To be done:
Take from the listing each line that has the string "определения".

begin Records supplied

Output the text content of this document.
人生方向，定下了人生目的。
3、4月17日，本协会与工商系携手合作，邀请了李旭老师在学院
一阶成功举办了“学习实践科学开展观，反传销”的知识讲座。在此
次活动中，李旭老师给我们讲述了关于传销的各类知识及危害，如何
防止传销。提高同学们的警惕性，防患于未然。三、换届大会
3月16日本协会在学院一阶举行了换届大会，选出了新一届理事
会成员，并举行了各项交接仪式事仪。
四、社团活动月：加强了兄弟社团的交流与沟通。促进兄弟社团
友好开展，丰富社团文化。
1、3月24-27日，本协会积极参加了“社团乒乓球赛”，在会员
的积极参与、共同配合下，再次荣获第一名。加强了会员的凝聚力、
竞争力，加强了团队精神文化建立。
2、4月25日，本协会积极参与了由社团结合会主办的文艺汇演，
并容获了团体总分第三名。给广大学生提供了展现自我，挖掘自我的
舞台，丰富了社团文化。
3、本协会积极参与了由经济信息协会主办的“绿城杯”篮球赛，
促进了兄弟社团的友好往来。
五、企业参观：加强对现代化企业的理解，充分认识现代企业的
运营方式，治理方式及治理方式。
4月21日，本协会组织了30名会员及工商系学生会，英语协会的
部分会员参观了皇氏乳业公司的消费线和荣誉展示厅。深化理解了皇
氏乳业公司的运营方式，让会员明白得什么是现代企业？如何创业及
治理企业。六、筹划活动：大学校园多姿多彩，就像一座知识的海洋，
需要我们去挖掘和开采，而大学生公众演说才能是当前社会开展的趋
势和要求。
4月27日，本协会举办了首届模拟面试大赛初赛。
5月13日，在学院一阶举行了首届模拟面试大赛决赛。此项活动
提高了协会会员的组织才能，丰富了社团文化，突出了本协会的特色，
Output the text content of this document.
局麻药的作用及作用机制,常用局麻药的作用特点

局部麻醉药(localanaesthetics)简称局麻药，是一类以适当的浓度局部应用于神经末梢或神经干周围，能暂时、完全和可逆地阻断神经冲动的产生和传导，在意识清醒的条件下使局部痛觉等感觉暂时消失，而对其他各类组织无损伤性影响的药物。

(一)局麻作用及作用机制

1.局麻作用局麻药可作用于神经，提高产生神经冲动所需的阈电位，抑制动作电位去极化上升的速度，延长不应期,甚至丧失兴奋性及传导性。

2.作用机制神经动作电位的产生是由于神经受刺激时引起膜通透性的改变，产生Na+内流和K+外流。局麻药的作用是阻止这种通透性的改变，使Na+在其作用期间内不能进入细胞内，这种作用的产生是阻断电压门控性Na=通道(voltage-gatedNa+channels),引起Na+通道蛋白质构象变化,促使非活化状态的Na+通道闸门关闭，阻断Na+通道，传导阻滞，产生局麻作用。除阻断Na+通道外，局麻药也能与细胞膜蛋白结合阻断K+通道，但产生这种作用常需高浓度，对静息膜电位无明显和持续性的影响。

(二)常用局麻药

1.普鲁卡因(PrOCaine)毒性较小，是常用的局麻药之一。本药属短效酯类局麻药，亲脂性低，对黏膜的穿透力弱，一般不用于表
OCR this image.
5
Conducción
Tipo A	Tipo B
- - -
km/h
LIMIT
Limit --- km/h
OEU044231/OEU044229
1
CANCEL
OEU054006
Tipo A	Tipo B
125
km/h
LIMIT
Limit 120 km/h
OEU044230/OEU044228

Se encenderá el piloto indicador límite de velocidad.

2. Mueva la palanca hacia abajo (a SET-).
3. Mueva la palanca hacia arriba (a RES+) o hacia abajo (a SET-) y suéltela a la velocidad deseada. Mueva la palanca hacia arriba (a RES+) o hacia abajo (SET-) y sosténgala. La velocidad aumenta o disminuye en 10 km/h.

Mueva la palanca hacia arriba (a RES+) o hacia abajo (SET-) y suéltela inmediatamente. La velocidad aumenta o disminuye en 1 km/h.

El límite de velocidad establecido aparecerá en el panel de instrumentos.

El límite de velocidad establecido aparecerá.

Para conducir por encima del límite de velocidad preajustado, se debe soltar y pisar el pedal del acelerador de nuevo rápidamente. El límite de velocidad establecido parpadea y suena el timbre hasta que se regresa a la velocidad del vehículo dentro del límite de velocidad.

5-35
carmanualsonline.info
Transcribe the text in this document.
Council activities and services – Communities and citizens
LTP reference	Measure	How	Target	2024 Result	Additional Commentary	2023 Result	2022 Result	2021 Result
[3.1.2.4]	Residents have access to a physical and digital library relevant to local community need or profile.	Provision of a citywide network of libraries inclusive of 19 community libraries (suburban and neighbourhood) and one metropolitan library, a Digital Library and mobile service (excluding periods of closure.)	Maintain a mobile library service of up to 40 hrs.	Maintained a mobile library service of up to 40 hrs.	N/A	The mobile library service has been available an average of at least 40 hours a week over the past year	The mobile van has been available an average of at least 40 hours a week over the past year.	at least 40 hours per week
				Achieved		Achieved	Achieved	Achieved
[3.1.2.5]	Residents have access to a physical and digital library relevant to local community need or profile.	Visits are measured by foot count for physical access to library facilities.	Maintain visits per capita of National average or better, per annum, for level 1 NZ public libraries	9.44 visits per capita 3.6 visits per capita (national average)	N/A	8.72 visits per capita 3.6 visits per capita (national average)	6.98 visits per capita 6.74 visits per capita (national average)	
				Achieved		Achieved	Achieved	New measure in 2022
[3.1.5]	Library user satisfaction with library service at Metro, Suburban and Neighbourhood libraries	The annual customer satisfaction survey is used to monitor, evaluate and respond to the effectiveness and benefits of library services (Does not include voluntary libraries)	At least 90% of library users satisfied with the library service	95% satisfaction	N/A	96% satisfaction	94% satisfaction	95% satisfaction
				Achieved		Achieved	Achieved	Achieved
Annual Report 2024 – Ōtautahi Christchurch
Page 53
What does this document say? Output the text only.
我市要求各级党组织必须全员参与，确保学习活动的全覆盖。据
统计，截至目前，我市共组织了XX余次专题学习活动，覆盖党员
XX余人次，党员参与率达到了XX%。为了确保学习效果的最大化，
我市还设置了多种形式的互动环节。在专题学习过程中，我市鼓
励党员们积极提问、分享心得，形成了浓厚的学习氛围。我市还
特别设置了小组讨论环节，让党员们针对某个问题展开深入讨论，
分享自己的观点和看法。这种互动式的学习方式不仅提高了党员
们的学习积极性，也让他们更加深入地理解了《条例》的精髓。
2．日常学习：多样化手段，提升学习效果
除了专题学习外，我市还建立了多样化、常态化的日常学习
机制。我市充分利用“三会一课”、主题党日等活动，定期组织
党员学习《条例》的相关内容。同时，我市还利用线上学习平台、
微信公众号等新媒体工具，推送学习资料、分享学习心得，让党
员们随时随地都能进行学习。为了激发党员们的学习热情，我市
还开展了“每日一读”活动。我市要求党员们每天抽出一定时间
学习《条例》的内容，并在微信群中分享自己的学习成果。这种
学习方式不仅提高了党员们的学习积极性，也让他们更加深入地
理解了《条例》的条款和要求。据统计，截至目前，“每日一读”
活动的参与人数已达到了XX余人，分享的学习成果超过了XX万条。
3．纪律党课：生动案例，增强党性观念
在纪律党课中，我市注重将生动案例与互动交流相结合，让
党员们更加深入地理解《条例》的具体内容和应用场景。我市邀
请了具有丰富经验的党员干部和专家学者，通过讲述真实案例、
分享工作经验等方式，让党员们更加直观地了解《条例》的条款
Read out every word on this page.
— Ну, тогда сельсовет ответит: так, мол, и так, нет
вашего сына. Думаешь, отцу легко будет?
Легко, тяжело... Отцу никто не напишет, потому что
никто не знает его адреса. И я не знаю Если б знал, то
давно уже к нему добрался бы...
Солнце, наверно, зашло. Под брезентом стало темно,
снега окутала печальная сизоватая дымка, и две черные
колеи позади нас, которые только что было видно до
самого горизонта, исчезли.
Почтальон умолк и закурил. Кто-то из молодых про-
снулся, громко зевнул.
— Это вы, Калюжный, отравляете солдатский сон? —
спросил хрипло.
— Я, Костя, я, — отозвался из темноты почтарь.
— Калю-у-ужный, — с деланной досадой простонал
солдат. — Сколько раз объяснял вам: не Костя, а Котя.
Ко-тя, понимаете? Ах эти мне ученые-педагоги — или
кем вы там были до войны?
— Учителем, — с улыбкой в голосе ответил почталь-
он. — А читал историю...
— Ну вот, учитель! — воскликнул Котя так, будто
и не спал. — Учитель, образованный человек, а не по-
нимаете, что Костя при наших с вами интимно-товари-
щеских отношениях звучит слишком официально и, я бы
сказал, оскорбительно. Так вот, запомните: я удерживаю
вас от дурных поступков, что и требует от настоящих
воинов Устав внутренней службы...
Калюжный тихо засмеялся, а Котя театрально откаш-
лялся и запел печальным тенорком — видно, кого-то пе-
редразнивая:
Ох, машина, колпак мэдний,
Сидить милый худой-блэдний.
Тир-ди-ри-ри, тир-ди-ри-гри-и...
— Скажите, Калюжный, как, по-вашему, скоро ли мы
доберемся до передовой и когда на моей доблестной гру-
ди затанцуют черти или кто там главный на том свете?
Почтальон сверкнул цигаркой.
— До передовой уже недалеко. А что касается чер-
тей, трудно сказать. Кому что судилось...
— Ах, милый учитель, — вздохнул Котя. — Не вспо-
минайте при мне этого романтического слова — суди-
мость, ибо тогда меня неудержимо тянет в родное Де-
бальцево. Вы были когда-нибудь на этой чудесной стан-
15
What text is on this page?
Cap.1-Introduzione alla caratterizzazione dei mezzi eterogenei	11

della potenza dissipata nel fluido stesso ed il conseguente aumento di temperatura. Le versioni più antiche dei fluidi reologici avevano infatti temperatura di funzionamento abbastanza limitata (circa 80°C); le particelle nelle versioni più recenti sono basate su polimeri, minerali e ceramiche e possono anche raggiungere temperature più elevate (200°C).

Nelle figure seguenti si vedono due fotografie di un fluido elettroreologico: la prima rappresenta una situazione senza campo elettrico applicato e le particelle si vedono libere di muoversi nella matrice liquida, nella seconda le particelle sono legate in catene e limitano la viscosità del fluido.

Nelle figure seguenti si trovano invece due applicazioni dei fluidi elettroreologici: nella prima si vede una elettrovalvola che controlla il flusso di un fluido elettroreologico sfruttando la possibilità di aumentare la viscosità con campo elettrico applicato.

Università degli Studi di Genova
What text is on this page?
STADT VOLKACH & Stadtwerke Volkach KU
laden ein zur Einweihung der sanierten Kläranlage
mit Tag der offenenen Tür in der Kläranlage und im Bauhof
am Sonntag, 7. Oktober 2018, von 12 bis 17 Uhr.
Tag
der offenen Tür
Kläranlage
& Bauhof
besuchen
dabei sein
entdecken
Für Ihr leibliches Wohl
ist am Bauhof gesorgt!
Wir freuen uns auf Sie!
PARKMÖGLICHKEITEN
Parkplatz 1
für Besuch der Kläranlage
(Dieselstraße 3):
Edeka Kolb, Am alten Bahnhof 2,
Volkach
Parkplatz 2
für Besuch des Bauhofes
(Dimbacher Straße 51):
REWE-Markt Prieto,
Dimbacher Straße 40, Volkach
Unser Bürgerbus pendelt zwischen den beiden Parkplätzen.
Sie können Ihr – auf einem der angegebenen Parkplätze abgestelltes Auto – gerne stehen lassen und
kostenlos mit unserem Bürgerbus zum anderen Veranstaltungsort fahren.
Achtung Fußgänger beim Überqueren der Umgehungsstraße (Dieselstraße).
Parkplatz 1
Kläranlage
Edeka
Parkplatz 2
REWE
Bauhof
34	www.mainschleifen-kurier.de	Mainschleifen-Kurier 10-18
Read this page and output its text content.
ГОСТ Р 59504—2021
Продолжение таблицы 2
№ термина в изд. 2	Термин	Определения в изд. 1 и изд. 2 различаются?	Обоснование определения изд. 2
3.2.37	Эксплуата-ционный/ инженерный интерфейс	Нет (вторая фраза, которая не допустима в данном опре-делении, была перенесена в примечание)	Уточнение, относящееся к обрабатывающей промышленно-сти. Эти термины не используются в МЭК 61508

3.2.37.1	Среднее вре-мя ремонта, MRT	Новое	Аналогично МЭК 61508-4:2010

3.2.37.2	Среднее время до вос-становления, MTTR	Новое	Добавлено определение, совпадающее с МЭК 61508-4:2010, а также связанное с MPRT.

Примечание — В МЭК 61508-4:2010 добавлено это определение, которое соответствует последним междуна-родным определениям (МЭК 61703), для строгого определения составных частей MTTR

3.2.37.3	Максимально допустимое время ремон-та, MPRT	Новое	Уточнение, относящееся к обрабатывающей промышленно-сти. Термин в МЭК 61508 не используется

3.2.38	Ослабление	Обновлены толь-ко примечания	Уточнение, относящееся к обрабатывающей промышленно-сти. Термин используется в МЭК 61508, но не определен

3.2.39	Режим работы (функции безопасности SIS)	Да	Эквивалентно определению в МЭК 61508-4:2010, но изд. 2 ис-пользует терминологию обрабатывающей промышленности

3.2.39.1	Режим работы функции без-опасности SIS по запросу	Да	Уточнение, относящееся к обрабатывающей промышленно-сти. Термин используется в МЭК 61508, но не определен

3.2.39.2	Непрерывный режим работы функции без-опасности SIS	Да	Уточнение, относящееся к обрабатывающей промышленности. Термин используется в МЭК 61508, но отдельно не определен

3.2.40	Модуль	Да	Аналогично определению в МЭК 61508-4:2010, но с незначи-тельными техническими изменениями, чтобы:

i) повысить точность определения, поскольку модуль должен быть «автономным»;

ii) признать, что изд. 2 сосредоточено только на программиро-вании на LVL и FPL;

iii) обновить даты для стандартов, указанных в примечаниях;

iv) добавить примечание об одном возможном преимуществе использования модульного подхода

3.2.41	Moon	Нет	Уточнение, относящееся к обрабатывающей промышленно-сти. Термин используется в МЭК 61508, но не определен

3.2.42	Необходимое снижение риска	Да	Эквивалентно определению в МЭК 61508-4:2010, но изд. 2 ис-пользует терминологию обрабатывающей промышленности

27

end Records supplied

Expected output:
№ термина в изд. 2	Термин	Определения в изд. 1 и изд. 2 различаются?	Обоснование определения изд. 2
Примечание — В МЭК 61508-4:2010 добавлено это определение, которое соответствует последним междуна-родным определениям (МЭК 61703), для строгого определения составных частей MTTR
i) повысить точность определения, поскольку модуль должен быть «автономным»;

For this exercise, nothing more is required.